- _Problem to solve_
Answer these questions from the figure caption on CAST components in human cells:
1. What protein served as the loading control for the western blotting?
2. Which protein's crRNA processing does the eGFP knockdown assay monitor?
3. What was co-transfected with the reporter in the negative control conditions?

Fig. 1 ∣. Reconstitution of protein–RNA CAST components in human cells.

a, Schematic detailing DNA integration using RNA-guided transposases. b, Type I-F CRISPR-associated transposons encode the CRISPR RNA (crRNA) and seven proteins needed for DNA integration (top). Mammalian expression vectors used for heterologous reconstitution in human cells are shown at the bottom. c, Western blotting with anti-FLAG antibody demonstrates robust protein expression upon individual (−) or multi-plasmid (+) co-transfection of HEK293T cells. Co-transfections contained all VchCAST components, with the FLAG-tagged subunit(s) indicated. β-actin was used as a loading control. Western blots were repeated in biological duplicates with similar results. d, Schematic of eGFP knockdown assay to monitor crRNA processing by Cas6 in HEK293T cells. Cleavage of the CRISPR direct repeat (DR)-encoded stem-loop severs the 5′ cap from the ORF and polyA (pA) tail, leading to a loss of eGFP fluorescence (bottom). e, Transposon-encoded VchCas6 (Type I-F3) exhibits efficient RNA cleavage and eGFP knockdown, as measured by flow cytometry. Knockdown was similar to PseCas6 from a canonical CRISPR–Cas system (Type I-E)⁴¹, was absent with a non-cognate DR substrate and was sensitive to C-terminal tagging. To control for overexpression, data were normalized to negative control conditions (−), in which dCas9 was co-transfected with the reporter. Data are shown as the mean ± s.d. for n = 3 biologically independent samples. Uncropped western blots are shown in Source Data Fig. 1.

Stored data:
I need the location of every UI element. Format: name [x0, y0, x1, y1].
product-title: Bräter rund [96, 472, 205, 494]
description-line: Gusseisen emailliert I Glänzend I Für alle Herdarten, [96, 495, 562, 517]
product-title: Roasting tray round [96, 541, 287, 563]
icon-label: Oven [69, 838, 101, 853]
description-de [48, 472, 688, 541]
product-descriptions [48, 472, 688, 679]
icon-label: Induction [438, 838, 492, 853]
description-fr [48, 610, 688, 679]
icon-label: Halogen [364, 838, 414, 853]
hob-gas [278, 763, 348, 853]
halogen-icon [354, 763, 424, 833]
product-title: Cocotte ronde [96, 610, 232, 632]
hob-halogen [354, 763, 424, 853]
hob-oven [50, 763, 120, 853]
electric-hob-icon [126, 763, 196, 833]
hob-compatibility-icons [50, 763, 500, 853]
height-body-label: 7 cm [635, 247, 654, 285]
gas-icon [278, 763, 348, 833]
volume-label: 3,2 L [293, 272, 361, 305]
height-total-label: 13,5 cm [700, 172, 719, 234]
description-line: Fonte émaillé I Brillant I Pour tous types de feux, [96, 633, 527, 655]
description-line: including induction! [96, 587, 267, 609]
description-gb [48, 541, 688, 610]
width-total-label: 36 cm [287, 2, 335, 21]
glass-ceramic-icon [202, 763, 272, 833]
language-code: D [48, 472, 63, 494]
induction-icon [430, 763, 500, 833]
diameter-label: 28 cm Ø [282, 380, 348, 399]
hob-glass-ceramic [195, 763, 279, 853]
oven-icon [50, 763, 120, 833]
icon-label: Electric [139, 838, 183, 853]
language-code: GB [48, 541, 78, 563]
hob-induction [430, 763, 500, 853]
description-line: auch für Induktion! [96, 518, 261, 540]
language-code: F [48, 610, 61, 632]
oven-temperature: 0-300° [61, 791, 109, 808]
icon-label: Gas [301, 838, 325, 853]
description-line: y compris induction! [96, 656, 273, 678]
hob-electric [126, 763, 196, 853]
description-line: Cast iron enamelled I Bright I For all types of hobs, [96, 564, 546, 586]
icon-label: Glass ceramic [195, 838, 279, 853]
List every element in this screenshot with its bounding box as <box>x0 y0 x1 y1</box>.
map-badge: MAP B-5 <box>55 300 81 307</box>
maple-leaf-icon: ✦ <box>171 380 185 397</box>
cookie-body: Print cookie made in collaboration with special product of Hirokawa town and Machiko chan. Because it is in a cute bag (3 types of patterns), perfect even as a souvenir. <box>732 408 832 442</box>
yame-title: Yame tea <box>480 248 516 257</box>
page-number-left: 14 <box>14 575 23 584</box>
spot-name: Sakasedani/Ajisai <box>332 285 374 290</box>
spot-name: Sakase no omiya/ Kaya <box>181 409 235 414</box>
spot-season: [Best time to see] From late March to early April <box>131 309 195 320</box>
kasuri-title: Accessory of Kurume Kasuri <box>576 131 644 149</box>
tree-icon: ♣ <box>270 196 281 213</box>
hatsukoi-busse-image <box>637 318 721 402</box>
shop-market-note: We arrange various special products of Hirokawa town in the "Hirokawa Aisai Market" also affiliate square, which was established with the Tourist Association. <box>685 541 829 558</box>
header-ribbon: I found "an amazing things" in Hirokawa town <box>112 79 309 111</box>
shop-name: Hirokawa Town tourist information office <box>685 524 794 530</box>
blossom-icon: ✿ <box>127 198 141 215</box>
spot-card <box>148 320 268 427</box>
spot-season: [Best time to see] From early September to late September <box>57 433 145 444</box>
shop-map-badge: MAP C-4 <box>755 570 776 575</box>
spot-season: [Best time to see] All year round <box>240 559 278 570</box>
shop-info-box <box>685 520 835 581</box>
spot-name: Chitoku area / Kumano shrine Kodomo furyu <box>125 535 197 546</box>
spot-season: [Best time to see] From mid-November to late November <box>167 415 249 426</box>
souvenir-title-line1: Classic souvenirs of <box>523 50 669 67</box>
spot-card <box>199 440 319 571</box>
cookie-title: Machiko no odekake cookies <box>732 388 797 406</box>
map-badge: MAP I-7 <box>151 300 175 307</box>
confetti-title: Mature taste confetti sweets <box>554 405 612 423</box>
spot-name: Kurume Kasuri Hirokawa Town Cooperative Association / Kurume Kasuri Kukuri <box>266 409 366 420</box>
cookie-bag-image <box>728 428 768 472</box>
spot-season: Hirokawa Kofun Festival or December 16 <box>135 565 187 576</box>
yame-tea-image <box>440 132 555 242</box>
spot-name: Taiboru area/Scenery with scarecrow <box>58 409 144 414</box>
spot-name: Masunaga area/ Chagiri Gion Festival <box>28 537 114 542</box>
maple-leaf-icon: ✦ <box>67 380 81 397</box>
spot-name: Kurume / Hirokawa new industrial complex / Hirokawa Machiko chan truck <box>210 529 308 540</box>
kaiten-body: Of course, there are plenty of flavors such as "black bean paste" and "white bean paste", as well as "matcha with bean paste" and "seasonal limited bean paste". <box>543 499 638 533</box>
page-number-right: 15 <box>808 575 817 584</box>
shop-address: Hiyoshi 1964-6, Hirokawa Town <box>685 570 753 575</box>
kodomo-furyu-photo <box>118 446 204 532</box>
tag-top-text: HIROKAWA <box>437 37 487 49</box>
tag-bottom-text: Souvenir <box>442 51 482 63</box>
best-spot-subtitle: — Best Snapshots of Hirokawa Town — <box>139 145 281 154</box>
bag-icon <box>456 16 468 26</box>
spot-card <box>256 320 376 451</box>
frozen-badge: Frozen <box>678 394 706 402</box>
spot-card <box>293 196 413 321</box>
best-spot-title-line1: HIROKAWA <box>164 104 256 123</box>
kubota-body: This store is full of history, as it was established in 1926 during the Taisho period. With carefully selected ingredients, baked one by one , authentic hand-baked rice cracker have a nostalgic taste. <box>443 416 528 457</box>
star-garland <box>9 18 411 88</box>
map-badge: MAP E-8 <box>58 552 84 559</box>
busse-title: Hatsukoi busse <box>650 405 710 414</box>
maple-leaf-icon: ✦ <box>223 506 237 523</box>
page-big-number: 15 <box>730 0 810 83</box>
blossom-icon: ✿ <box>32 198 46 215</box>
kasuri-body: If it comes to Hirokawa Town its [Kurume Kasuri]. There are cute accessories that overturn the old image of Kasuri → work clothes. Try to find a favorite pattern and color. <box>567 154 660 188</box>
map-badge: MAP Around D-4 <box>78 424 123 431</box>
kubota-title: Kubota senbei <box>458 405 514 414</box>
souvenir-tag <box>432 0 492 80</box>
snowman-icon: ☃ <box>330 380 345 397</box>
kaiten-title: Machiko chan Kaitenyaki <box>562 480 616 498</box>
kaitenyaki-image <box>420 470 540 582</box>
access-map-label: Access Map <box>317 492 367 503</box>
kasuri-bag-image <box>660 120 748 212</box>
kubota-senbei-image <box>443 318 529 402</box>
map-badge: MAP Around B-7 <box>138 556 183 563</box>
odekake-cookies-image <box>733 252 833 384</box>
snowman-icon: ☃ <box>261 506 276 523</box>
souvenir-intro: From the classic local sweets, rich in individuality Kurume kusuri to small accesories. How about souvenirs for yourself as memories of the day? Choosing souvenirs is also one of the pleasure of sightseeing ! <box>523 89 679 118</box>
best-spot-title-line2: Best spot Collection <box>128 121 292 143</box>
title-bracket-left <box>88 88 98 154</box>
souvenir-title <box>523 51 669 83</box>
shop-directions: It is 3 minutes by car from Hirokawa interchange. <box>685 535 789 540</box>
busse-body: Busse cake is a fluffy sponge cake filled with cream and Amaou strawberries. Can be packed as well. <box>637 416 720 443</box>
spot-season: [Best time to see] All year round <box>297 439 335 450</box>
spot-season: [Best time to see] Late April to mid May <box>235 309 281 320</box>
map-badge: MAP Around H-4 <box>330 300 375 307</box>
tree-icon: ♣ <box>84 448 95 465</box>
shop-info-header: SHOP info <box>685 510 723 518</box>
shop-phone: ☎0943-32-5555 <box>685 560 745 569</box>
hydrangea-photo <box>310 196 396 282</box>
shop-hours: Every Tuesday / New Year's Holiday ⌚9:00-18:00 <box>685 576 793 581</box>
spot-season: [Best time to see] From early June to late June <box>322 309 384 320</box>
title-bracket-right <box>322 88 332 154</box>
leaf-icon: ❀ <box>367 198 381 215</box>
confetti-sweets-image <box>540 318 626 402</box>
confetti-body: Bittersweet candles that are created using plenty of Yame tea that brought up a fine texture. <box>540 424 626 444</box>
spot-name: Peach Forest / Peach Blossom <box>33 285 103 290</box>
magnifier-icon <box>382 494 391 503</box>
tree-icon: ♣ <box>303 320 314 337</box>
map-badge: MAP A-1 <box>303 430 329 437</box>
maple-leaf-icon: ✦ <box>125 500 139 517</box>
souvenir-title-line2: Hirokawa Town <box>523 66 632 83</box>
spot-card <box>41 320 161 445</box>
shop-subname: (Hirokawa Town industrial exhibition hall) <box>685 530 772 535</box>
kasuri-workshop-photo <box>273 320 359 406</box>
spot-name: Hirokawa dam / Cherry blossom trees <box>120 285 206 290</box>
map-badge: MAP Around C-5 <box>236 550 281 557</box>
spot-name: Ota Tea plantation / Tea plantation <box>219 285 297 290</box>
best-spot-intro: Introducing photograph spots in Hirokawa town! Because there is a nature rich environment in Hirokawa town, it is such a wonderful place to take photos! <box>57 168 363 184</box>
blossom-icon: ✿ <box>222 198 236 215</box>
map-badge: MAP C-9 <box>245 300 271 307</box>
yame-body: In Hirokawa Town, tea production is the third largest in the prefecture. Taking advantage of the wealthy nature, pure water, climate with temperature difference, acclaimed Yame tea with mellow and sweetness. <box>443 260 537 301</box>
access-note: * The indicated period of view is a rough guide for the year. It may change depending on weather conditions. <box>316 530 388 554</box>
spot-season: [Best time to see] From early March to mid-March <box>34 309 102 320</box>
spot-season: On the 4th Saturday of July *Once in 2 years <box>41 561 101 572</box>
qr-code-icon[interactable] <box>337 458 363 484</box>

- _Output below_
1. β-actin
2. Cas6
3. dCas9